> **TASK INSTRUCTIONS**
Lines containing the string "name" are to be counted; report the number and nothing more.

---

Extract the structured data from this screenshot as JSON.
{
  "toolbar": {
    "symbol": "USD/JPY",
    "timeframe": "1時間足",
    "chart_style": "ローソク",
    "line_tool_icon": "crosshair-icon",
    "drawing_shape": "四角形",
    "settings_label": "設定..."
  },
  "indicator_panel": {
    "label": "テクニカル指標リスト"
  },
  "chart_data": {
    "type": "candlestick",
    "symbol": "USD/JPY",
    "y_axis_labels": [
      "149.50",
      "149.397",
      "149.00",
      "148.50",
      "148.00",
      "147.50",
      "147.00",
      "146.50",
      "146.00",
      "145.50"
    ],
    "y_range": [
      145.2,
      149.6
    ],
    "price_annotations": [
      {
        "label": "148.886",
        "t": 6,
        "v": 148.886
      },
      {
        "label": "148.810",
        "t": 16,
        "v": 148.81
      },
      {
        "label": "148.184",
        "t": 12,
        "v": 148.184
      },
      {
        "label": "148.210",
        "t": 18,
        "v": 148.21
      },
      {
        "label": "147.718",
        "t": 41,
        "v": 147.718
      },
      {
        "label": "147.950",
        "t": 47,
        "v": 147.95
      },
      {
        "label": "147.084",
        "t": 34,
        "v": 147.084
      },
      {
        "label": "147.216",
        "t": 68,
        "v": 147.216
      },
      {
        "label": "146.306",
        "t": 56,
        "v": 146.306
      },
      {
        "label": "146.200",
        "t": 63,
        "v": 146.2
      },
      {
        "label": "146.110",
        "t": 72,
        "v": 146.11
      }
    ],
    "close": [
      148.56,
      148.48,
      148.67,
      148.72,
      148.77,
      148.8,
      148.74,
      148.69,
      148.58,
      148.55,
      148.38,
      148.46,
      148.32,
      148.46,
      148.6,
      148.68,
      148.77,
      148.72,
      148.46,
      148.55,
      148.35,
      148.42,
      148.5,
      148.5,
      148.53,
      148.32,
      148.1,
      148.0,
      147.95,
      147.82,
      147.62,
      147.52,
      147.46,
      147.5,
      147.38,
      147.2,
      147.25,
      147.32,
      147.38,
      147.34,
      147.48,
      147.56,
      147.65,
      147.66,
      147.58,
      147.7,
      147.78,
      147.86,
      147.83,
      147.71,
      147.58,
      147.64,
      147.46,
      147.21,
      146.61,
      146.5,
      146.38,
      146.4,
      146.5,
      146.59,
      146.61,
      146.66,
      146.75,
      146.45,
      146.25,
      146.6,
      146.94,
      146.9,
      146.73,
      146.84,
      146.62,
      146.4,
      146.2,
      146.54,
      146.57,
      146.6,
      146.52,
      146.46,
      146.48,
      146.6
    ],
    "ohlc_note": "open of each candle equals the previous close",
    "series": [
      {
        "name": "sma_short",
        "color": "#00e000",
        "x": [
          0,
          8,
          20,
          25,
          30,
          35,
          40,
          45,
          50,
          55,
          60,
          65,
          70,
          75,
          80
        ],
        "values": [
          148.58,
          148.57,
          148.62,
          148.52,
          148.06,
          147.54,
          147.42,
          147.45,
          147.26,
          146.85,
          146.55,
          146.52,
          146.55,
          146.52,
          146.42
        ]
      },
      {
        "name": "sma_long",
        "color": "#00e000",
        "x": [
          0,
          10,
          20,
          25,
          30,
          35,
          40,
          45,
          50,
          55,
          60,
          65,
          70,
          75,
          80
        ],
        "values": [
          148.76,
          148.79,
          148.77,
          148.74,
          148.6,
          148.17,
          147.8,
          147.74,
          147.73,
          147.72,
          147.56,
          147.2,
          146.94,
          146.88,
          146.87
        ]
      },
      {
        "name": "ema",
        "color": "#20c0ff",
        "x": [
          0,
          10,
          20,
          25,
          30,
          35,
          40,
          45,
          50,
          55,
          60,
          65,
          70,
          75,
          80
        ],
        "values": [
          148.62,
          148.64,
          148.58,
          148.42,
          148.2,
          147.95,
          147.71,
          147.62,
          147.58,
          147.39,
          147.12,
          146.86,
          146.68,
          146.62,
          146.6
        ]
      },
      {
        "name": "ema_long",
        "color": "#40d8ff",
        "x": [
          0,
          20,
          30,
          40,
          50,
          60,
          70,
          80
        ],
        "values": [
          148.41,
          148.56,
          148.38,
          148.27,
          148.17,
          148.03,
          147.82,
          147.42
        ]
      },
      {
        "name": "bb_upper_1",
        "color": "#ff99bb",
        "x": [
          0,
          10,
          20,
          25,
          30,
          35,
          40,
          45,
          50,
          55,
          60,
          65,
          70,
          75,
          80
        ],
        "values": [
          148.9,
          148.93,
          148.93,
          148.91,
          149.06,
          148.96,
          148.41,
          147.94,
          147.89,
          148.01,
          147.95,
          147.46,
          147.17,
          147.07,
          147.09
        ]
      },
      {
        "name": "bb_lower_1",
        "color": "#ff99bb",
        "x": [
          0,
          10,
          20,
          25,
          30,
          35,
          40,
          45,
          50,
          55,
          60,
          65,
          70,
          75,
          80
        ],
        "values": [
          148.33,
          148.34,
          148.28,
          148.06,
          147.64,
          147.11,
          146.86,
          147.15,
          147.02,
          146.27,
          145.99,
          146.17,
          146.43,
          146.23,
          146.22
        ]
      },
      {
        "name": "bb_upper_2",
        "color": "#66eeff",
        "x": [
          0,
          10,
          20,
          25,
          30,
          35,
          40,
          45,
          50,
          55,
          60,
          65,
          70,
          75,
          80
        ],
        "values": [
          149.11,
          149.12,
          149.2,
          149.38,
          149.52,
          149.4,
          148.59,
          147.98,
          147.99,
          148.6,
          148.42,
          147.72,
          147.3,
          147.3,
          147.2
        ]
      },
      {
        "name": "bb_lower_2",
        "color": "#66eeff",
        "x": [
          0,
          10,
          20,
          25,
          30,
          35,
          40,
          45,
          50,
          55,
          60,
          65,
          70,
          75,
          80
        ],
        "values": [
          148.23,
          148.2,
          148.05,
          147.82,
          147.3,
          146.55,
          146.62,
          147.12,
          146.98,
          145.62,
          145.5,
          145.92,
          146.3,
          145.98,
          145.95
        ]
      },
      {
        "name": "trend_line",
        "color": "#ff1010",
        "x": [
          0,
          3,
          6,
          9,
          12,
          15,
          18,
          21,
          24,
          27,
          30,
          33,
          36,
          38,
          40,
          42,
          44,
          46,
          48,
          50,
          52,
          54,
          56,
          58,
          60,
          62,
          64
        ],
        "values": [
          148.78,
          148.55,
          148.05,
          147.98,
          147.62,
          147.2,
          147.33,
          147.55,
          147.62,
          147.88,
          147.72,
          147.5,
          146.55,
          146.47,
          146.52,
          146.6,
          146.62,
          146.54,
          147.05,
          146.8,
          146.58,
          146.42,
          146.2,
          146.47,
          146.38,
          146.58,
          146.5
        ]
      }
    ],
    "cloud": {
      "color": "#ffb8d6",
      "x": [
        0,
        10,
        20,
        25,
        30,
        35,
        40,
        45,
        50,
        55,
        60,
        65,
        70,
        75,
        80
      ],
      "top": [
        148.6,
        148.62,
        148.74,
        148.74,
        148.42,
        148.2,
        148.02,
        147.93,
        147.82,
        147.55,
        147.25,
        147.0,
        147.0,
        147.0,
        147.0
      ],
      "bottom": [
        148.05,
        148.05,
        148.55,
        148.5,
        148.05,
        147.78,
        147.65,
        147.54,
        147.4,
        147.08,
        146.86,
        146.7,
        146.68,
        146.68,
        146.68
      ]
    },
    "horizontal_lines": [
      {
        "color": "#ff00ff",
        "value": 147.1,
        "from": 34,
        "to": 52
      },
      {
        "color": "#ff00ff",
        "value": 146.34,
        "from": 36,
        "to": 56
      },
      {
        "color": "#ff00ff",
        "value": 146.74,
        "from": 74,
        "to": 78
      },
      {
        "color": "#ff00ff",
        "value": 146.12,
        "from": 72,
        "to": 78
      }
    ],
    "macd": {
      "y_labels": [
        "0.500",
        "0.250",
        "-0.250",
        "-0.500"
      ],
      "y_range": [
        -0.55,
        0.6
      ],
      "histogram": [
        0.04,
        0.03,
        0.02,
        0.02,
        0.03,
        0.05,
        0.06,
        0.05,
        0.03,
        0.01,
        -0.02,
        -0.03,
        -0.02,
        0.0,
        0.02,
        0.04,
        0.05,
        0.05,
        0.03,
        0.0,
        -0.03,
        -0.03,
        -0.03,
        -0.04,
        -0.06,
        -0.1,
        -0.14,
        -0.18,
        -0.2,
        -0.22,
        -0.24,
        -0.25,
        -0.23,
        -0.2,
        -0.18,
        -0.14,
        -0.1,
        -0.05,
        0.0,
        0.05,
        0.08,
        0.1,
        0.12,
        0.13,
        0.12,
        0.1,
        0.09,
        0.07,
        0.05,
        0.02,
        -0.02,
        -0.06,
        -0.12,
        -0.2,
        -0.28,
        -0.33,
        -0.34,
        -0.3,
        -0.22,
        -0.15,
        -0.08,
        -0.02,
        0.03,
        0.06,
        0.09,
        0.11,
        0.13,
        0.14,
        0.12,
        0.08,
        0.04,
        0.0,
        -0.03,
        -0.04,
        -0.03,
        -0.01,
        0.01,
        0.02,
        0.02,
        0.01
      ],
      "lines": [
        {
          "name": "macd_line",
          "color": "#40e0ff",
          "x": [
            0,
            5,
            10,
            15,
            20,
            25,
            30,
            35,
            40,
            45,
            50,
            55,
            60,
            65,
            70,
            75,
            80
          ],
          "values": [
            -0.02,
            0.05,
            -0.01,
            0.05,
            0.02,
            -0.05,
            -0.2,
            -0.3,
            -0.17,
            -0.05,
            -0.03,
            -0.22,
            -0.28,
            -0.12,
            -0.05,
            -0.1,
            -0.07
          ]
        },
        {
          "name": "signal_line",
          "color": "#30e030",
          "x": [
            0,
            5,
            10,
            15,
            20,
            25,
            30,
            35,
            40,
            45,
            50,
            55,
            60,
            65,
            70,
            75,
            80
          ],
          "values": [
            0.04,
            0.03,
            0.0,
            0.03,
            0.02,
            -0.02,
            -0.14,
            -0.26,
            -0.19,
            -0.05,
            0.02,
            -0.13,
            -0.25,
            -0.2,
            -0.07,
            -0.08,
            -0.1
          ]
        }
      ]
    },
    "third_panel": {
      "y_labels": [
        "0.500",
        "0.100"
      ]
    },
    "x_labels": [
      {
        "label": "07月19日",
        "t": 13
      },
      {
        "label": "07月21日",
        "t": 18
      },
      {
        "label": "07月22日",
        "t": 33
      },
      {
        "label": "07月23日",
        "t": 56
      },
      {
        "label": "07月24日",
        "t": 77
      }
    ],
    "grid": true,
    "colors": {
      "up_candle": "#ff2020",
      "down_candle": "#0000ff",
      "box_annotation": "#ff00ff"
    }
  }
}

---

> **TASK RESPONSE**
11